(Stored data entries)
+++
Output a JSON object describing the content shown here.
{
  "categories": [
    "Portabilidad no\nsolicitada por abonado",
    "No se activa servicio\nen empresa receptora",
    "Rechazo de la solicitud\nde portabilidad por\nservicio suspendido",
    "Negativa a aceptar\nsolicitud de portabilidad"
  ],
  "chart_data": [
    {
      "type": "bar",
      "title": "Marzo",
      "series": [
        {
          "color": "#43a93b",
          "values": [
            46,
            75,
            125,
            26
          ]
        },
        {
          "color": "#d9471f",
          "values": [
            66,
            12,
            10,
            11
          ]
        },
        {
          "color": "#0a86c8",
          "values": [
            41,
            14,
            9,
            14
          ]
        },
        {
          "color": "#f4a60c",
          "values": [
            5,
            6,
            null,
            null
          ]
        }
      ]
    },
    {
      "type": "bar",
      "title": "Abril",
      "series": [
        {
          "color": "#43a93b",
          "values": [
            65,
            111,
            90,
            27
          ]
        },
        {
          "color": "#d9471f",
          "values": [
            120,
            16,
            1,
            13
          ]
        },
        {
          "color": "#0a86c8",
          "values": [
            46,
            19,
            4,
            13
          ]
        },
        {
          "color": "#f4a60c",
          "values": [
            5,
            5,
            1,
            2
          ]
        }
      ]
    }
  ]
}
+++
Please output the complete data exactly.

Output a JSON object describing the content shown here.
{
  "categories": [
    "Portabilidad no\nsolicitada por abonado",
    "No se activa servicio\nen empresa receptora",
    "Rechazo de la solicitud\nde portabilidad por\nservicio suspendido",
    "Negativa a aceptar\nsolicitud de portabilidad"
  ],
  "chart_data": [
    {
      "type": "bar",
      "title": "Marzo",
      "series": [
        {
          "color": "#43a93b",
          "values": [
            46,
            75,
            125,
            26
          ]
        },
        {
          "color": "#d9471f",
          "values": [
            66,
            12,
            10,
            11
          ]
        },
        {
          "color": "#0a86c8",
          "values": [
            41,
            14,
            9,
            14
          ]
        },
        {
          "color": "#f4a60c",
          "values": [
            5,
            6,
            null,
            null
          ]
        }
      ]
    },
    {
      "type": "bar",
      "title": "Abril",
      "series": [
        {
          "color": "#43a93b",
          "values": [
            65,
            111,
            90,
            27
          ]
        },
        {
          "color": "#d9471f",
          "values": [
            120,
            16,
            1,
            13
          ]
        },
        {
          "color": "#0a86c8",
          "values": [
            46,
            19,
            4,
            13
          ]
        },
        {
          "color": "#f4a60c",
          "values": [
            5,
            5,
            1,
            2
          ]
        }
      ]
    }
  ]
}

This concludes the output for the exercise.